▼

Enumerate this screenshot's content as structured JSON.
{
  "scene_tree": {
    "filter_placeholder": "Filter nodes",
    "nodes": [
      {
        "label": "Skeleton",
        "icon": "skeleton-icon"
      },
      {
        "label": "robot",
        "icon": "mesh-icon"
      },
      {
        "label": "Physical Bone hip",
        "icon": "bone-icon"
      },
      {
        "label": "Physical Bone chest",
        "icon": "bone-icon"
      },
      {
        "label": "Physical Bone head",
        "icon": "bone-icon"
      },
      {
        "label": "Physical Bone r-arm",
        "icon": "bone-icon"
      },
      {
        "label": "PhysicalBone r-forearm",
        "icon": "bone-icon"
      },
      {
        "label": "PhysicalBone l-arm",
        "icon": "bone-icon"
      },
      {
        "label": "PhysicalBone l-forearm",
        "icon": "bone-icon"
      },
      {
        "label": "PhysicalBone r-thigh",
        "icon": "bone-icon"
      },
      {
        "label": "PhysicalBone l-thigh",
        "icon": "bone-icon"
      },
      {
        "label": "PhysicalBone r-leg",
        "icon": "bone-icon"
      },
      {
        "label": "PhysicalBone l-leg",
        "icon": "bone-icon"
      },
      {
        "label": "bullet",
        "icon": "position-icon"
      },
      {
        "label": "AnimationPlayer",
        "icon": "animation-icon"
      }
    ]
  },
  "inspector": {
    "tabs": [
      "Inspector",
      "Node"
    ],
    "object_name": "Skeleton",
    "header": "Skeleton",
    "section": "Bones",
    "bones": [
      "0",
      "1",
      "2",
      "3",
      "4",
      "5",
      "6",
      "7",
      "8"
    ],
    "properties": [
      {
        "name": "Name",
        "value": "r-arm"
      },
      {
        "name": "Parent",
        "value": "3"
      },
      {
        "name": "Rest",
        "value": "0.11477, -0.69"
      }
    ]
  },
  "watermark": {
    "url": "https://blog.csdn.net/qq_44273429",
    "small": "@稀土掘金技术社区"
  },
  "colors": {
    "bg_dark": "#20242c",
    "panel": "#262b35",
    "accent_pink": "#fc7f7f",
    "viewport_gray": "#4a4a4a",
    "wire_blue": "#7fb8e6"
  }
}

▲

*YOUR GOAL*
Above are some records. Count the lines among them with the word "PhysicalBone", and answer with the number only.

*TASK RESPONSE*
7